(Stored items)
--- Begin ---
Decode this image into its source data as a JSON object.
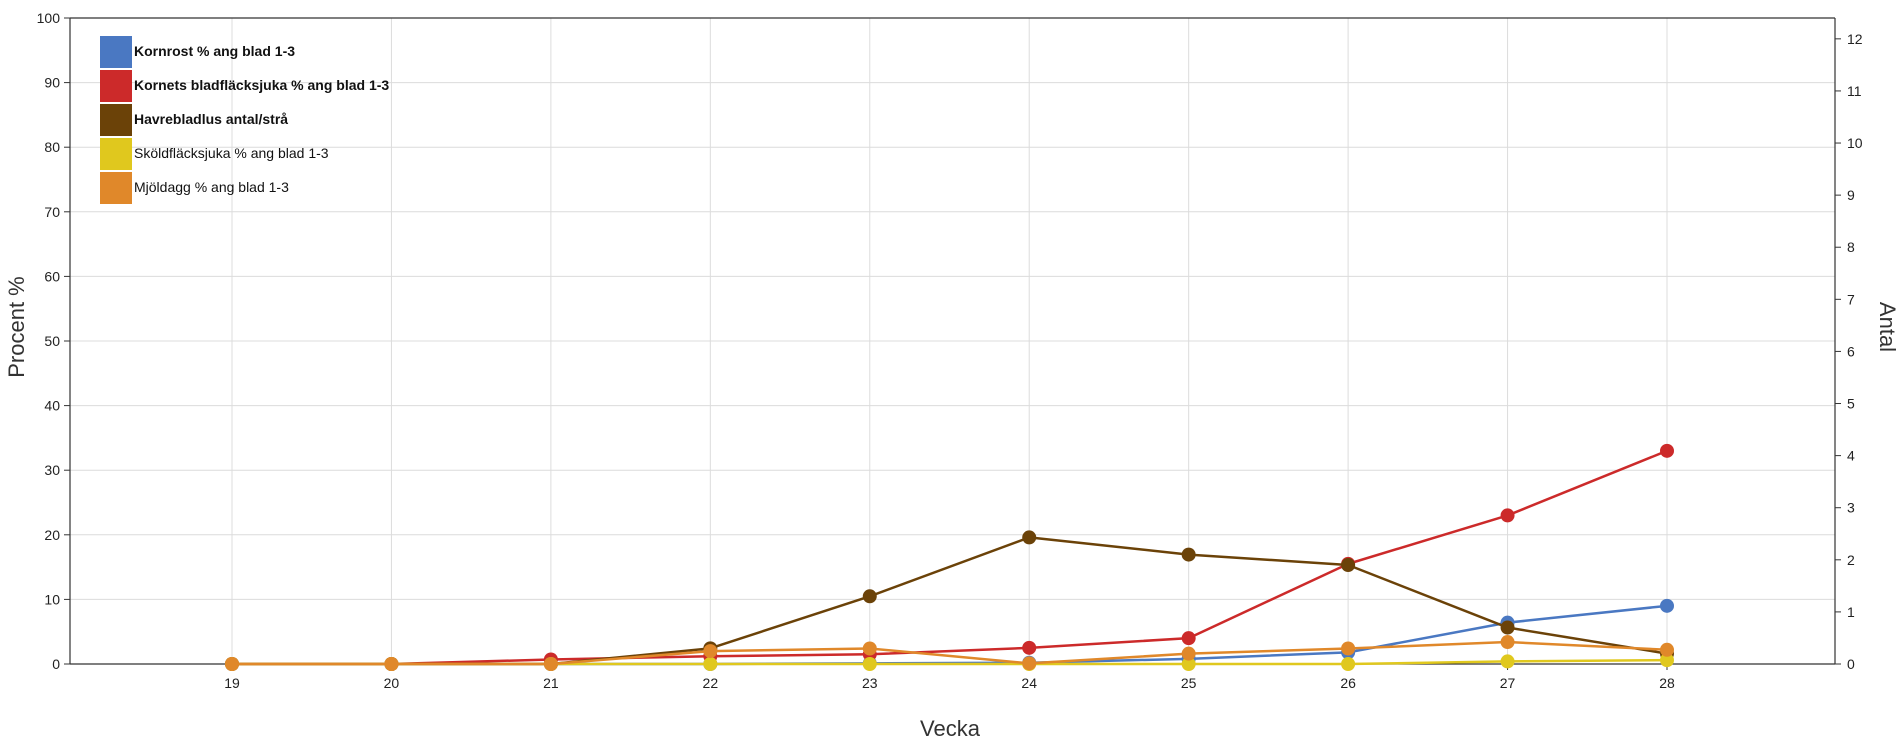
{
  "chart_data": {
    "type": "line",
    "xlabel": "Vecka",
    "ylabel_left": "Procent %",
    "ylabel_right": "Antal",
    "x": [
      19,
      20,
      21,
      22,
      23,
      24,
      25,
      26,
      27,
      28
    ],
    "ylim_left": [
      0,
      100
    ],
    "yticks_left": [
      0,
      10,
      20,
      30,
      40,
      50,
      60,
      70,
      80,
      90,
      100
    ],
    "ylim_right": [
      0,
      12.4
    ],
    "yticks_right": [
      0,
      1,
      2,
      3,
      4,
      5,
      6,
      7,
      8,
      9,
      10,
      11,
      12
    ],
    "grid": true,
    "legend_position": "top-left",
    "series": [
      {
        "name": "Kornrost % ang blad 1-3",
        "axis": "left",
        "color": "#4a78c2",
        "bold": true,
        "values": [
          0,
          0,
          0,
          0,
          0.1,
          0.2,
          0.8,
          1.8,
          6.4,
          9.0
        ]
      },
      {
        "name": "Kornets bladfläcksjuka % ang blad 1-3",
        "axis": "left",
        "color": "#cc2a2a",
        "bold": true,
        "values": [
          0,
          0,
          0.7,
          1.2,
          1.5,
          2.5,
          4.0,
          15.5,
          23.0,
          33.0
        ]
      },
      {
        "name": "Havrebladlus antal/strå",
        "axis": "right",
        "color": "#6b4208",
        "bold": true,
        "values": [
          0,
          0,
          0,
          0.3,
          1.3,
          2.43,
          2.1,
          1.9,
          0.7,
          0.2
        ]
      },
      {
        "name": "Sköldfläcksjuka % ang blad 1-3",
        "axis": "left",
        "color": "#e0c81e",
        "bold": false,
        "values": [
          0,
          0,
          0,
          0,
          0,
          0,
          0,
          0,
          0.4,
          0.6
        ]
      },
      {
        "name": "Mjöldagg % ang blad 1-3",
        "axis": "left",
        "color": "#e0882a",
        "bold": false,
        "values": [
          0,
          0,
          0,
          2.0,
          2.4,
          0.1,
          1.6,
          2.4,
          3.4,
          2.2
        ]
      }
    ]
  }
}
--- End ---
▸ What the task requires: Leave every image out, and retype the material exactly.

▸ Reply to the exercise:
Decode this image into its source data as a JSON object.
{
  "chart_data": {
    "type": "line",
    "xlabel": "Vecka",
    "ylabel_left": "Procent %",
    "ylabel_right": "Antal",
    "x": [
      19,
      20,
      21,
      22,
      23,
      24,
      25,
      26,
      27,
      28
    ],
    "ylim_left": [
      0,
      100
    ],
    "yticks_left": [
      0,
      10,
      20,
      30,
      40,
      50,
      60,
      70,
      80,
      90,
      100
    ],
    "ylim_right": [
      0,
      12.4
    ],
    "yticks_right": [
      0,
      1,
      2,
      3,
      4,
      5,
      6,
      7,
      8,
      9,
      10,
      11,
      12
    ],
    "grid": true,
    "legend_position": "top-left",
    "series": [
      {
        "name": "Kornrost % ang blad 1-3",
        "axis": "left",
        "color": "#4a78c2",
        "bold": true,
        "values": [
          0,
          0,
          0,
          0,
          0.1,
          0.2,
          0.8,
          1.8,
          6.4,
          9.0
        ]
      },
      {
        "name": "Kornets bladfläcksjuka % ang blad 1-3",
        "axis": "left",
        "color": "#cc2a2a",
        "bold": true,
        "values": [
          0,
          0,
          0.7,
          1.2,
          1.5,
          2.5,
          4.0,
          15.5,
          23.0,
          33.0
        ]
      },
      {
        "name": "Havrebladlus antal/strå",
        "axis": "right",
        "color": "#6b4208",
        "bold": true,
        "values": [
          0,
          0,
          0,
          0.3,
          1.3,
          2.43,
          2.1,
          1.9,
          0.7,
          0.2
        ]
      },
      {
        "name": "Sköldfläcksjuka % ang blad 1-3",
        "axis": "left",
        "color": "#e0c81e",
        "bold": false,
        "values": [
          0,
          0,
          0,
          0,
          0,
          0,
          0,
          0,
          0.4,
          0.6
        ]
      },
      {
        "name": "Mjöldagg % ang blad 1-3",
        "axis": "left",
        "color": "#e0882a",
        "bold": false,
        "values": [
          0,
          0,
          0,
          2.0,
          2.4,
          0.1,
          1.6,
          2.4,
          3.4,
          2.2
        ]
      }
    ]
  }
}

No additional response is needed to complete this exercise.